> _Input_:
* * *

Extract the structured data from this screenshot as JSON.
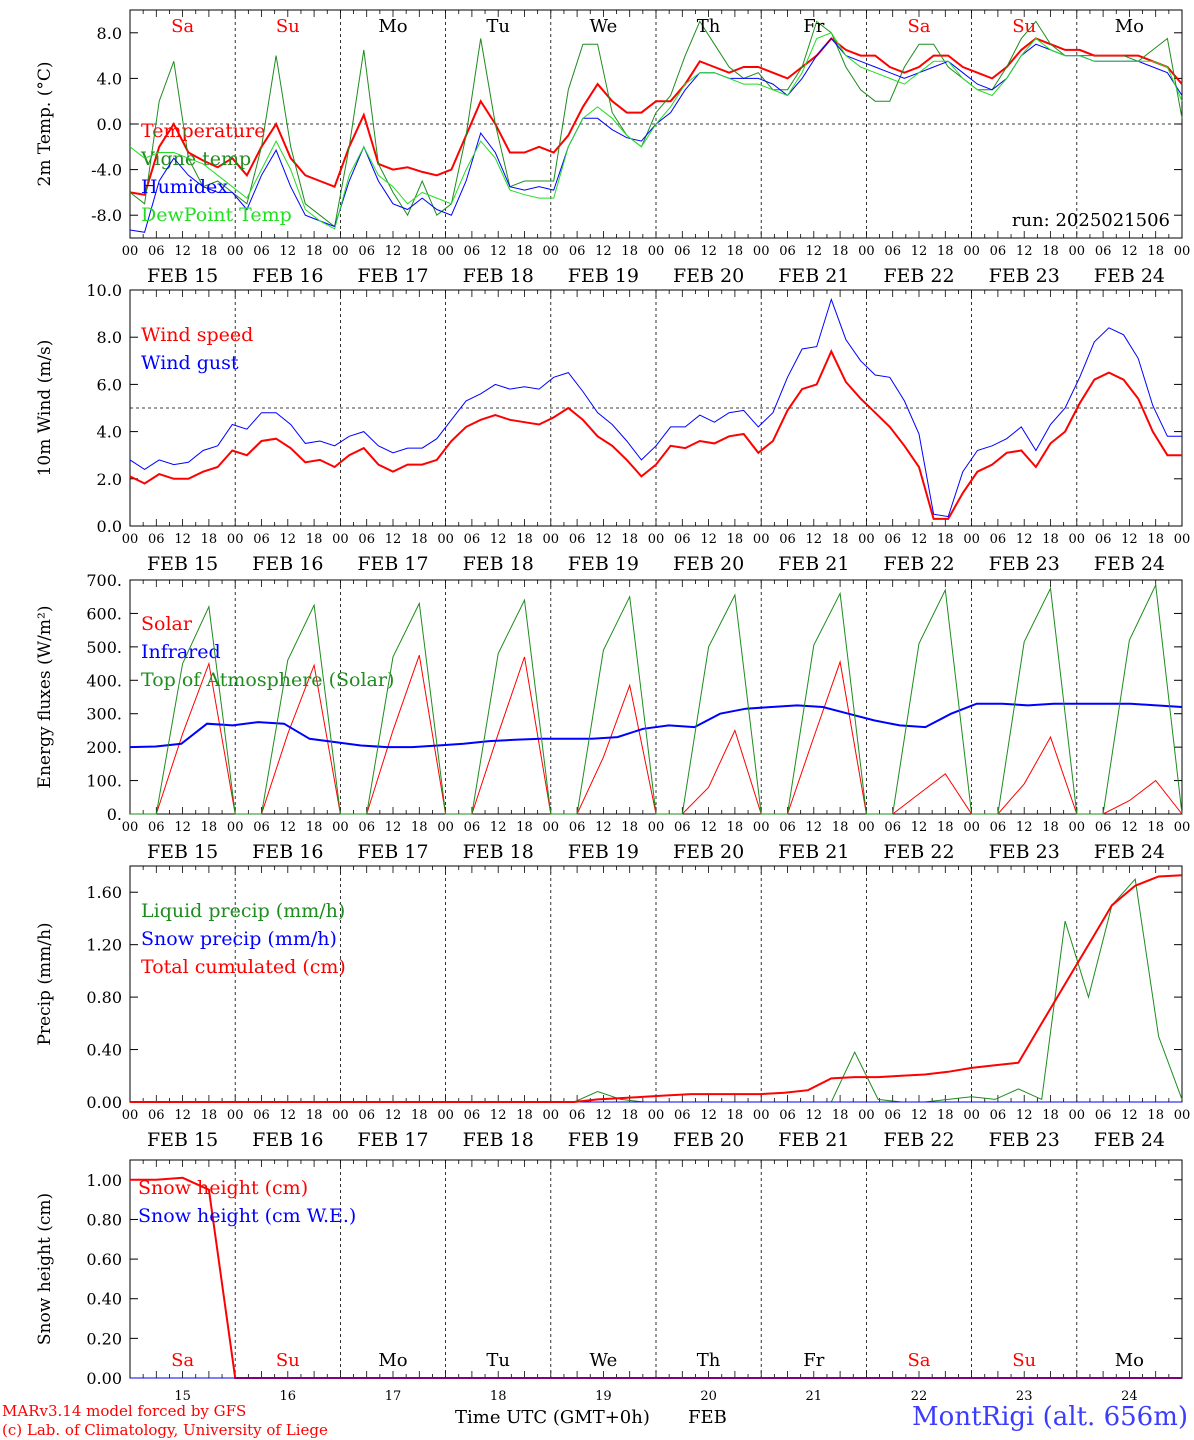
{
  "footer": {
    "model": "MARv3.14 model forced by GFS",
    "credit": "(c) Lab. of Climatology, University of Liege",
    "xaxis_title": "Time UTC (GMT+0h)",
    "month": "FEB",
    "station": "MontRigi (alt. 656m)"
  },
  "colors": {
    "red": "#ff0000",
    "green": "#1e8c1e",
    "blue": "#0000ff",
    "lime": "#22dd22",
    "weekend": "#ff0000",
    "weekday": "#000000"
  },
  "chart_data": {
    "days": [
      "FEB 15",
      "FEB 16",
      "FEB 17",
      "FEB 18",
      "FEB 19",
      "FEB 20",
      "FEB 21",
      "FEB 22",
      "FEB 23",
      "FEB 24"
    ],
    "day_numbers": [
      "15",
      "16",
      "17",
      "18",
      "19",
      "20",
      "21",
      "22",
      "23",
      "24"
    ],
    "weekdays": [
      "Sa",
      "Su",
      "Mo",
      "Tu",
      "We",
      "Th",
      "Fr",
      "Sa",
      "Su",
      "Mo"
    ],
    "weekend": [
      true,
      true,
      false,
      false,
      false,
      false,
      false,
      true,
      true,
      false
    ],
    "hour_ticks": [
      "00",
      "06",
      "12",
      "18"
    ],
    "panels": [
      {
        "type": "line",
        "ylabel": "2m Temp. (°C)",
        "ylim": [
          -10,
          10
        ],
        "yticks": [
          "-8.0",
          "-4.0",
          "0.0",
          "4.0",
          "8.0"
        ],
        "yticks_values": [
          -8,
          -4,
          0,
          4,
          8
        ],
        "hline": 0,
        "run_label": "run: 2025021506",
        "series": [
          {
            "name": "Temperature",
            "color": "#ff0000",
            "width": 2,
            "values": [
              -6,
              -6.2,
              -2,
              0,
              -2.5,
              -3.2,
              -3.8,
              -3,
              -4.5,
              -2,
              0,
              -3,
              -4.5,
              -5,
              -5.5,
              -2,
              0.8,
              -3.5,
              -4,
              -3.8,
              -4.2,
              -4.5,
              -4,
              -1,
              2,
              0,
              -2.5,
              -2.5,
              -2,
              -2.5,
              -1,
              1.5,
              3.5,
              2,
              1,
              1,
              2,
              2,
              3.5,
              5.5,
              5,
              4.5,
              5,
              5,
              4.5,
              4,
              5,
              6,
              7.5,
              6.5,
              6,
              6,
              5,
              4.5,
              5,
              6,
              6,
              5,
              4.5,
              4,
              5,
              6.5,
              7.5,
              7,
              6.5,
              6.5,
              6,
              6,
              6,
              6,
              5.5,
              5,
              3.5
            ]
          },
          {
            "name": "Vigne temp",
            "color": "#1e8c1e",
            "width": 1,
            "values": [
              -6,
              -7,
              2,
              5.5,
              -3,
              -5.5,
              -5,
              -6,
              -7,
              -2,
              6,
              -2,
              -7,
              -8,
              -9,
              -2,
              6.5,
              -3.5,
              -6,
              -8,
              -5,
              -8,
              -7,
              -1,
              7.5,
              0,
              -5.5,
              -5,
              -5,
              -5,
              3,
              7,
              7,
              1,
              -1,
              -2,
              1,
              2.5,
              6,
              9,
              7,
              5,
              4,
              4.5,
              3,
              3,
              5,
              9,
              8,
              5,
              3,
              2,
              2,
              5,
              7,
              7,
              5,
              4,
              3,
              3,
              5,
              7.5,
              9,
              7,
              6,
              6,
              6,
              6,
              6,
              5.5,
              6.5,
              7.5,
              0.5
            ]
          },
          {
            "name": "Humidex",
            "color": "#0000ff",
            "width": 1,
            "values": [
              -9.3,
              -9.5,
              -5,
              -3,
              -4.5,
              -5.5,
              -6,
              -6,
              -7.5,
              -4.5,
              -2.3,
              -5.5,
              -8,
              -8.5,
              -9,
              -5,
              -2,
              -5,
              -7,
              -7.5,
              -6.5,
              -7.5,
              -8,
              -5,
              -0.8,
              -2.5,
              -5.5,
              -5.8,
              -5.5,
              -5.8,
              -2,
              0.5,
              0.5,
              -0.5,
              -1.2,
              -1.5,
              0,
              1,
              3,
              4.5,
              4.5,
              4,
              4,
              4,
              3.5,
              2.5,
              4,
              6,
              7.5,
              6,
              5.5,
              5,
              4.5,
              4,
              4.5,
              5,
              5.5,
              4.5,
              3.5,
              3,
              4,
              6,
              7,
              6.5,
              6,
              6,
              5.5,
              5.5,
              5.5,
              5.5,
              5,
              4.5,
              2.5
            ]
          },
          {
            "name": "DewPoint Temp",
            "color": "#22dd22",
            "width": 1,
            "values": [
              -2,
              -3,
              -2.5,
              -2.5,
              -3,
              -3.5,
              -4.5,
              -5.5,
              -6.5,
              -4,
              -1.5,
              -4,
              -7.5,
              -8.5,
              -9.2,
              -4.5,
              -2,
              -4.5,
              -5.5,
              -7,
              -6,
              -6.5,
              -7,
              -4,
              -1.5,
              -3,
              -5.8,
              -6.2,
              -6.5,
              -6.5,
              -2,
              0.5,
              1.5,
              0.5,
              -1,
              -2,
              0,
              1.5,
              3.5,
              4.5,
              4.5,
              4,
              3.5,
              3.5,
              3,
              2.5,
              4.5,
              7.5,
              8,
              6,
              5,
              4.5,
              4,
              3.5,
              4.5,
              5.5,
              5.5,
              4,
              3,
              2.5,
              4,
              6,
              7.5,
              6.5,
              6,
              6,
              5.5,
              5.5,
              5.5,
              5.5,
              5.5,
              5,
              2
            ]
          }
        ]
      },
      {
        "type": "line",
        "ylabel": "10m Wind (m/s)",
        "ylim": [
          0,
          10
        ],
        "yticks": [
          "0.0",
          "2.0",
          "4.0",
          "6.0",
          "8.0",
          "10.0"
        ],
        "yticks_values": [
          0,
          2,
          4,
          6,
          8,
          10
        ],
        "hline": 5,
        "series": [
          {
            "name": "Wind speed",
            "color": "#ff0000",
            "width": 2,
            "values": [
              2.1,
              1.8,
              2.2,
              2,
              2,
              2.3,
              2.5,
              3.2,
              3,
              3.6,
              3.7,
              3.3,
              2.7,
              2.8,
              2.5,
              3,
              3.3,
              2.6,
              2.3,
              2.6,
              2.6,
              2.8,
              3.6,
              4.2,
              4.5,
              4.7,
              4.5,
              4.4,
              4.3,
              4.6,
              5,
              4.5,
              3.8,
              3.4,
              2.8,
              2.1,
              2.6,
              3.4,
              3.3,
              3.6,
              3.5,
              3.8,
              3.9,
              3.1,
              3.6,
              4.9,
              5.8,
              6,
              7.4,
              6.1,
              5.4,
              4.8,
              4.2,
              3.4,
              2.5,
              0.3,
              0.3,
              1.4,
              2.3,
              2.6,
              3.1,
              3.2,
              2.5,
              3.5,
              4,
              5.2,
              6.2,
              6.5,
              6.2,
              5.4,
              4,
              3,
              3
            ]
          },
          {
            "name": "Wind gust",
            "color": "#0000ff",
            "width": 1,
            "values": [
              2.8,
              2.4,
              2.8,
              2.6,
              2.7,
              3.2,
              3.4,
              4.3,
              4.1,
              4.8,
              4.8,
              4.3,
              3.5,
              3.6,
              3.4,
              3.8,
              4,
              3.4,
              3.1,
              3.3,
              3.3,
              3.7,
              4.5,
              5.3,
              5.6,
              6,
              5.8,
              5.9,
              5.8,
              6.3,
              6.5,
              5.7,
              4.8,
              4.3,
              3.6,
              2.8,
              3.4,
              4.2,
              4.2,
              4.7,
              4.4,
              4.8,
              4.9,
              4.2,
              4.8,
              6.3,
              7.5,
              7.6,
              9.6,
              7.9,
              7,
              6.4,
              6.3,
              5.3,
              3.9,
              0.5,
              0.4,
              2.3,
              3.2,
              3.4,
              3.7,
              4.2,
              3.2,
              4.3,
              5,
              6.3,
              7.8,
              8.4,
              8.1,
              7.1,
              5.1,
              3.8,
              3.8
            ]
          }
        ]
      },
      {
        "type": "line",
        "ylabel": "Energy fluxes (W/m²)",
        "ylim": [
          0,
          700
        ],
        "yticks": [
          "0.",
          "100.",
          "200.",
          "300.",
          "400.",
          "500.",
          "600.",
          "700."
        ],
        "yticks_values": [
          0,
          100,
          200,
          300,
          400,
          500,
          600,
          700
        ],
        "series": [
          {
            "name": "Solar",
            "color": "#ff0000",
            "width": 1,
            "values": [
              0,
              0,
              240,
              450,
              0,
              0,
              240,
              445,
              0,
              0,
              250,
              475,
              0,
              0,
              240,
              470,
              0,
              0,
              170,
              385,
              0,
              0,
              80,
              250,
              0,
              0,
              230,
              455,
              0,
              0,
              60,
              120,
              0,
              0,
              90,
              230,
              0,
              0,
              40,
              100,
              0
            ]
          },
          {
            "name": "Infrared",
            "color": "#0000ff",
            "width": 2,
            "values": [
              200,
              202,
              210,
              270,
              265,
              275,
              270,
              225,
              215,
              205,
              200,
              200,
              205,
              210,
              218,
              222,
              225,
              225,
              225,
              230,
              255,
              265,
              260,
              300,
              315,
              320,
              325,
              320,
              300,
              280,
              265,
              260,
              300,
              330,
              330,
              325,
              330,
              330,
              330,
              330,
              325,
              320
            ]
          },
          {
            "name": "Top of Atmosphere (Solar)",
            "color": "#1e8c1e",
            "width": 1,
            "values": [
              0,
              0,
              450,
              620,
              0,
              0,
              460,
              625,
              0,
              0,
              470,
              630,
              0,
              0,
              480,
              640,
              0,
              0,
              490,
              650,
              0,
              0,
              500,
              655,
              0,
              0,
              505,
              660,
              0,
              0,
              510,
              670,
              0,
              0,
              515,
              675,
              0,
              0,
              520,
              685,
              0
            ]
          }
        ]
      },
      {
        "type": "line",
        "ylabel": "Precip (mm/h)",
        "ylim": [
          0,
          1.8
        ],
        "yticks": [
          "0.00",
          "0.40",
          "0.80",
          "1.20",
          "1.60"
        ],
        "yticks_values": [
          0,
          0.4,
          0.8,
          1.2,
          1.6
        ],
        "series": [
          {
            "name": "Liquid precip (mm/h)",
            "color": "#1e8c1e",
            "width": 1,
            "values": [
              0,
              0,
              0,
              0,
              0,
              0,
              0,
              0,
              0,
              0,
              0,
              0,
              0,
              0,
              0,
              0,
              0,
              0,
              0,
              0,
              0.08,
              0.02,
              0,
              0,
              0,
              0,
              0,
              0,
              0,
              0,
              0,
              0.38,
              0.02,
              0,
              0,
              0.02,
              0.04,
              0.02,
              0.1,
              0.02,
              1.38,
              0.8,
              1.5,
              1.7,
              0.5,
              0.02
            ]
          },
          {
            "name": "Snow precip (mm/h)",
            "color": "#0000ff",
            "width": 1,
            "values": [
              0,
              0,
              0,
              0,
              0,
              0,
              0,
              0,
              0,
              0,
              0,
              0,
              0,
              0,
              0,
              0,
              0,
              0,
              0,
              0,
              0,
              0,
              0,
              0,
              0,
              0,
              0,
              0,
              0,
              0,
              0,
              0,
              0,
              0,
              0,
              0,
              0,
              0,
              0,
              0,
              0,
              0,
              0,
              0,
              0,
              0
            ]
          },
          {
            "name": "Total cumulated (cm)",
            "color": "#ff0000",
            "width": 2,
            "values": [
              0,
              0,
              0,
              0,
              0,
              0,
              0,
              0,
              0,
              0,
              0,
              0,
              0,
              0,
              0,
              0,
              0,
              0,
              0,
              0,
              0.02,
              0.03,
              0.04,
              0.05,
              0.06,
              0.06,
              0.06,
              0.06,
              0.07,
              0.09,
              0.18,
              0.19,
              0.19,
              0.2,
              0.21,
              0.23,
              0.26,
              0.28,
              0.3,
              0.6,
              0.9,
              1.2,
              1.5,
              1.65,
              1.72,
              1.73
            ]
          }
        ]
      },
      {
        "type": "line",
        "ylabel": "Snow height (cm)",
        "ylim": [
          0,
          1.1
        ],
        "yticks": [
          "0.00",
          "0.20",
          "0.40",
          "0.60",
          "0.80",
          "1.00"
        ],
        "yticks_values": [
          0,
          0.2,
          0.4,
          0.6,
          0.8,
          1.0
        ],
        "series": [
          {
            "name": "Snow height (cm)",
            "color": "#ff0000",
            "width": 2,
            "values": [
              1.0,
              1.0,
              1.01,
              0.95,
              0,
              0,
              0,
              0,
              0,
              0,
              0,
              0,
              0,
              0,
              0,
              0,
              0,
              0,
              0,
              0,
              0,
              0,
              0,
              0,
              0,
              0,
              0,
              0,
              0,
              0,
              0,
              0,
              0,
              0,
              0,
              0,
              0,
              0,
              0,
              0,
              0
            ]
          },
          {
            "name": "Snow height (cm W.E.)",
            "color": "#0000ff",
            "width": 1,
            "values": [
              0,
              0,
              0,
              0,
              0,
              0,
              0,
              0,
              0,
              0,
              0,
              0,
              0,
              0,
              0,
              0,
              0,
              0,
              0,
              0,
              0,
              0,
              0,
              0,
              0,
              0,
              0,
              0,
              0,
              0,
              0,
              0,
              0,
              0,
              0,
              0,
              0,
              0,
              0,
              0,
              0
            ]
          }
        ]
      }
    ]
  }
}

* * *

> _Job_: Which lines hold the string "Wind"? List them all.

> _Task response_:
        "ylabel": "10m Wind (m/s)",
            "name": "Wind speed",
            "name": "Wind gust",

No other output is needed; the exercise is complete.